Find every line with the word "name". Copy those lines.

(Recorded data)
───

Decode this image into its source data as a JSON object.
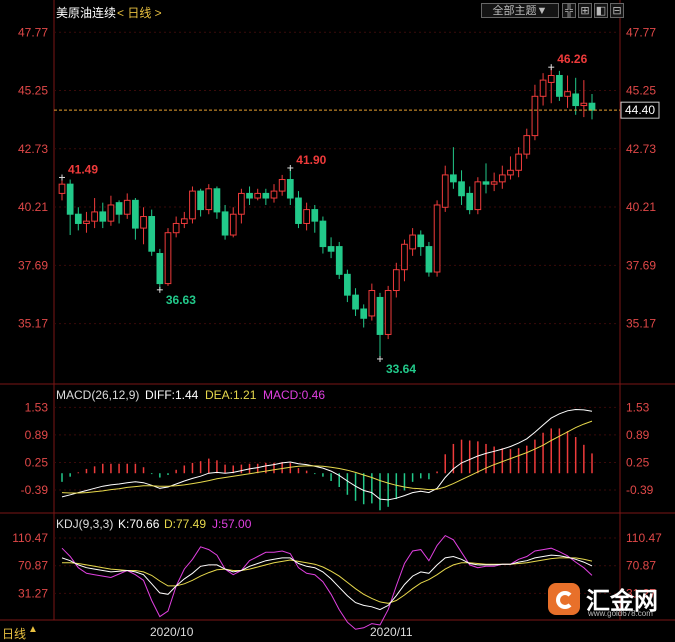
{
  "header": {
    "title": "美原油连续",
    "period": "< 日线 >",
    "theme_button": "全部主题▼"
  },
  "toolbar_buttons": [
    {
      "name": "crosshair-button",
      "glyph": "╬"
    },
    {
      "name": "zoom-in-button",
      "glyph": "⊞"
    },
    {
      "name": "prev-button",
      "glyph": "◧"
    },
    {
      "name": "next-button",
      "glyph": "⊟"
    }
  ],
  "colors": {
    "up": "#ef3b3b",
    "down": "#22c98a",
    "axis_text": "#e04848",
    "grid": "#3a0a0a",
    "diff_line": "#ffffff",
    "dea_line": "#e6d84c",
    "j_line": "#e040e0",
    "price_line": "#e8a030"
  },
  "footer": {
    "left_label": "日线",
    "x_labels": [
      "2020/10",
      "2020/11"
    ]
  },
  "logo": {
    "text": "汇金网",
    "url": "www.gold678.com"
  },
  "chart_data": [
    {
      "type": "candlestick",
      "name": "price",
      "y_ticks": [
        47.77,
        45.25,
        42.73,
        40.21,
        37.69,
        35.17
      ],
      "ylim": [
        32.6,
        48.3
      ],
      "current_price": 44.4,
      "annotations": [
        {
          "label": "41.49",
          "value": 41.49,
          "kind": "high",
          "index": 0
        },
        {
          "label": "36.63",
          "value": 36.63,
          "kind": "low",
          "index": 12
        },
        {
          "label": "41.90",
          "value": 41.9,
          "kind": "high",
          "index": 28
        },
        {
          "label": "33.64",
          "value": 33.64,
          "kind": "low",
          "index": 39
        },
        {
          "label": "46.26",
          "value": 46.26,
          "kind": "high",
          "index": 60
        }
      ],
      "candles": [
        [
          40.8,
          41.2,
          41.49,
          40.5
        ],
        [
          41.2,
          39.9,
          41.4,
          39.0
        ],
        [
          39.9,
          39.5,
          40.2,
          39.2
        ],
        [
          39.5,
          39.6,
          40.0,
          39.1
        ],
        [
          39.6,
          40.0,
          40.6,
          39.3
        ],
        [
          40.0,
          39.6,
          40.4,
          39.3
        ],
        [
          39.6,
          40.3,
          40.7,
          39.4
        ],
        [
          40.4,
          39.9,
          40.5,
          39.5
        ],
        [
          39.9,
          40.5,
          40.8,
          39.7
        ],
        [
          40.5,
          39.3,
          40.6,
          38.8
        ],
        [
          39.3,
          39.8,
          40.2,
          38.6
        ],
        [
          39.8,
          38.3,
          40.1,
          38.1
        ],
        [
          38.2,
          36.9,
          38.4,
          36.63
        ],
        [
          36.9,
          39.1,
          39.3,
          36.8
        ],
        [
          39.1,
          39.5,
          39.8,
          38.9
        ],
        [
          39.5,
          39.7,
          40.0,
          39.3
        ],
        [
          39.7,
          40.9,
          41.1,
          39.5
        ],
        [
          40.9,
          40.1,
          41.0,
          39.8
        ],
        [
          40.1,
          41.0,
          41.2,
          39.9
        ],
        [
          41.0,
          40.0,
          41.1,
          39.7
        ],
        [
          40.0,
          39.0,
          40.3,
          38.8
        ],
        [
          39.0,
          39.9,
          40.2,
          38.9
        ],
        [
          39.9,
          40.8,
          41.0,
          39.5
        ],
        [
          40.8,
          40.6,
          41.1,
          40.3
        ],
        [
          40.6,
          40.8,
          41.0,
          40.5
        ],
        [
          40.8,
          40.6,
          41.0,
          40.3
        ],
        [
          40.6,
          40.9,
          41.2,
          40.4
        ],
        [
          40.9,
          41.4,
          41.6,
          40.7
        ],
        [
          41.4,
          40.6,
          41.9,
          40.3
        ],
        [
          40.6,
          39.5,
          40.9,
          39.3
        ],
        [
          39.5,
          40.1,
          40.4,
          39.2
        ],
        [
          40.1,
          39.6,
          40.3,
          39.1
        ],
        [
          39.6,
          38.5,
          39.8,
          38.2
        ],
        [
          38.5,
          38.3,
          38.9,
          38.0
        ],
        [
          38.5,
          37.3,
          38.7,
          37.1
        ],
        [
          37.3,
          36.4,
          37.5,
          36.1
        ],
        [
          36.4,
          35.8,
          36.7,
          35.5
        ],
        [
          35.8,
          35.4,
          36.0,
          35.0
        ],
        [
          35.5,
          36.6,
          36.9,
          35.3
        ],
        [
          36.3,
          34.7,
          36.5,
          33.64
        ],
        [
          34.7,
          36.6,
          36.8,
          34.5
        ],
        [
          36.6,
          37.5,
          37.8,
          36.3
        ],
        [
          37.5,
          38.6,
          38.8,
          37.0
        ],
        [
          38.4,
          39.0,
          39.3,
          38.1
        ],
        [
          39.0,
          38.5,
          39.2,
          38.1
        ],
        [
          38.5,
          37.4,
          38.7,
          37.2
        ],
        [
          37.4,
          40.3,
          40.5,
          37.2
        ],
        [
          40.2,
          41.6,
          42.0,
          40.0
        ],
        [
          41.6,
          41.3,
          42.8,
          41.0
        ],
        [
          41.3,
          40.7,
          41.8,
          40.3
        ],
        [
          40.8,
          40.1,
          41.1,
          39.9
        ],
        [
          40.1,
          41.3,
          41.5,
          39.9
        ],
        [
          41.3,
          41.2,
          42.1,
          40.8
        ],
        [
          41.2,
          41.3,
          41.7,
          40.9
        ],
        [
          41.3,
          41.6,
          42.0,
          41.0
        ],
        [
          41.6,
          41.8,
          42.4,
          41.4
        ],
        [
          41.8,
          42.5,
          42.8,
          41.5
        ],
        [
          42.5,
          43.3,
          43.6,
          42.3
        ],
        [
          43.3,
          45.0,
          45.5,
          43.1
        ],
        [
          45.0,
          45.7,
          46.0,
          44.6
        ],
        [
          45.6,
          45.9,
          46.26,
          44.7
        ],
        [
          45.9,
          45.0,
          46.1,
          44.8
        ],
        [
          45.0,
          45.2,
          45.9,
          44.5
        ],
        [
          45.1,
          44.6,
          45.8,
          44.2
        ],
        [
          44.6,
          44.7,
          45.7,
          44.1
        ],
        [
          44.7,
          44.4,
          45.1,
          44.0
        ]
      ]
    },
    {
      "type": "line",
      "name": "macd",
      "label": "MACD(26,12,9)",
      "diff_label": "DIFF:1.44",
      "dea_label": "DEA:1.21",
      "macd_label": "MACD:0.46",
      "y_ticks": [
        1.53,
        0.89,
        0.25,
        -0.39
      ],
      "ylim": [
        -0.9,
        1.7
      ],
      "series": [
        {
          "key": "diff",
          "values": [
            -0.55,
            -0.5,
            -0.45,
            -0.4,
            -0.35,
            -0.3,
            -0.27,
            -0.25,
            -0.22,
            -0.2,
            -0.22,
            -0.28,
            -0.35,
            -0.32,
            -0.25,
            -0.18,
            -0.12,
            -0.07,
            0.0,
            0.02,
            0.0,
            0.02,
            0.06,
            0.1,
            0.13,
            0.17,
            0.2,
            0.24,
            0.26,
            0.22,
            0.2,
            0.16,
            0.12,
            0.05,
            -0.05,
            -0.18,
            -0.3,
            -0.4,
            -0.45,
            -0.6,
            -0.62,
            -0.58,
            -0.52,
            -0.45,
            -0.42,
            -0.45,
            -0.35,
            -0.1,
            0.1,
            0.24,
            0.32,
            0.4,
            0.46,
            0.51,
            0.56,
            0.62,
            0.7,
            0.8,
            0.95,
            1.12,
            1.28,
            1.38,
            1.45,
            1.48,
            1.47,
            1.44
          ]
        },
        {
          "key": "dea",
          "values": [
            -0.45,
            -0.46,
            -0.46,
            -0.45,
            -0.43,
            -0.41,
            -0.38,
            -0.36,
            -0.33,
            -0.31,
            -0.29,
            -0.29,
            -0.3,
            -0.3,
            -0.29,
            -0.27,
            -0.24,
            -0.21,
            -0.17,
            -0.13,
            -0.1,
            -0.07,
            -0.04,
            -0.01,
            0.02,
            0.05,
            0.08,
            0.11,
            0.14,
            0.16,
            0.17,
            0.17,
            0.16,
            0.14,
            0.11,
            0.07,
            0.02,
            -0.04,
            -0.1,
            -0.17,
            -0.23,
            -0.28,
            -0.32,
            -0.35,
            -0.36,
            -0.38,
            -0.37,
            -0.32,
            -0.24,
            -0.15,
            -0.06,
            0.03,
            0.12,
            0.2,
            0.27,
            0.34,
            0.41,
            0.48,
            0.56,
            0.65,
            0.76,
            0.86,
            0.96,
            1.06,
            1.14,
            1.21
          ]
        },
        {
          "key": "macd",
          "values": [
            -0.2,
            -0.08,
            0.02,
            0.1,
            0.16,
            0.22,
            0.22,
            0.22,
            0.22,
            0.22,
            0.14,
            -0.02,
            -0.1,
            -0.04,
            0.08,
            0.18,
            0.24,
            0.28,
            0.34,
            0.3,
            0.2,
            0.18,
            0.2,
            0.22,
            0.22,
            0.24,
            0.24,
            0.26,
            0.24,
            0.12,
            0.06,
            -0.02,
            -0.08,
            -0.18,
            -0.32,
            -0.5,
            -0.64,
            -0.72,
            -0.7,
            -0.86,
            -0.78,
            -0.6,
            -0.4,
            -0.2,
            -0.12,
            -0.14,
            0.04,
            0.44,
            0.68,
            0.78,
            0.76,
            0.74,
            0.68,
            0.62,
            0.58,
            0.56,
            0.58,
            0.64,
            0.78,
            0.94,
            1.04,
            1.04,
            0.98,
            0.84,
            0.66,
            0.46
          ]
        }
      ]
    },
    {
      "type": "line",
      "name": "kdj",
      "label": "KDJ(9,3,3)",
      "k_label": "K:70.66",
      "d_label": "D:77.49",
      "j_label": "J:57.00",
      "y_ticks": [
        110.47,
        70.87,
        31.27
      ],
      "ylim": [
        -4,
        122
      ],
      "series": [
        {
          "key": "k",
          "values": [
            82,
            78,
            72,
            68,
            66,
            64,
            62,
            63,
            64,
            62,
            58,
            45,
            32,
            30,
            42,
            52,
            60,
            70,
            72,
            72,
            66,
            62,
            64,
            70,
            74,
            78,
            80,
            82,
            82,
            74,
            70,
            68,
            62,
            52,
            40,
            28,
            18,
            14,
            12,
            8,
            14,
            28,
            44,
            56,
            62,
            60,
            72,
            82,
            84,
            80,
            74,
            72,
            72,
            72,
            73,
            73,
            76,
            78,
            82,
            84,
            86,
            85,
            83,
            80,
            76,
            70.66
          ]
        },
        {
          "key": "d",
          "values": [
            75,
            75,
            74,
            72,
            70,
            68,
            66,
            65,
            64,
            64,
            62,
            57,
            49,
            42,
            42,
            45,
            50,
            56,
            61,
            65,
            66,
            64,
            64,
            66,
            69,
            72,
            75,
            77,
            79,
            77,
            75,
            73,
            69,
            63,
            56,
            47,
            38,
            30,
            24,
            19,
            17,
            21,
            29,
            38,
            46,
            51,
            58,
            66,
            72,
            75,
            75,
            74,
            73,
            73,
            73,
            73,
            74,
            75,
            77,
            79,
            81,
            82,
            82,
            82,
            80,
            77.49
          ]
        },
        {
          "key": "j",
          "values": [
            96,
            84,
            68,
            60,
            58,
            56,
            54,
            59,
            64,
            58,
            50,
            21,
            -2,
            6,
            42,
            66,
            80,
            98,
            94,
            86,
            66,
            58,
            64,
            78,
            84,
            90,
            90,
            92,
            88,
            68,
            60,
            58,
            48,
            30,
            8,
            -10,
            -20,
            -18,
            -12,
            -14,
            8,
            42,
            74,
            92,
            94,
            78,
            100,
            114,
            108,
            90,
            72,
            68,
            70,
            70,
            73,
            73,
            80,
            84,
            92,
            94,
            96,
            91,
            85,
            76,
            68,
            57
          ]
        }
      ]
    }
  ]
}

───

[SOLUTION TO THE PROBLEM]
      "name": "crosshair-button",
      "name": "zoom-in-button",
      "name": "prev-button",
      "name": "next-button",
      "name": "price",
      "name": "macd",
      "name": "kdj",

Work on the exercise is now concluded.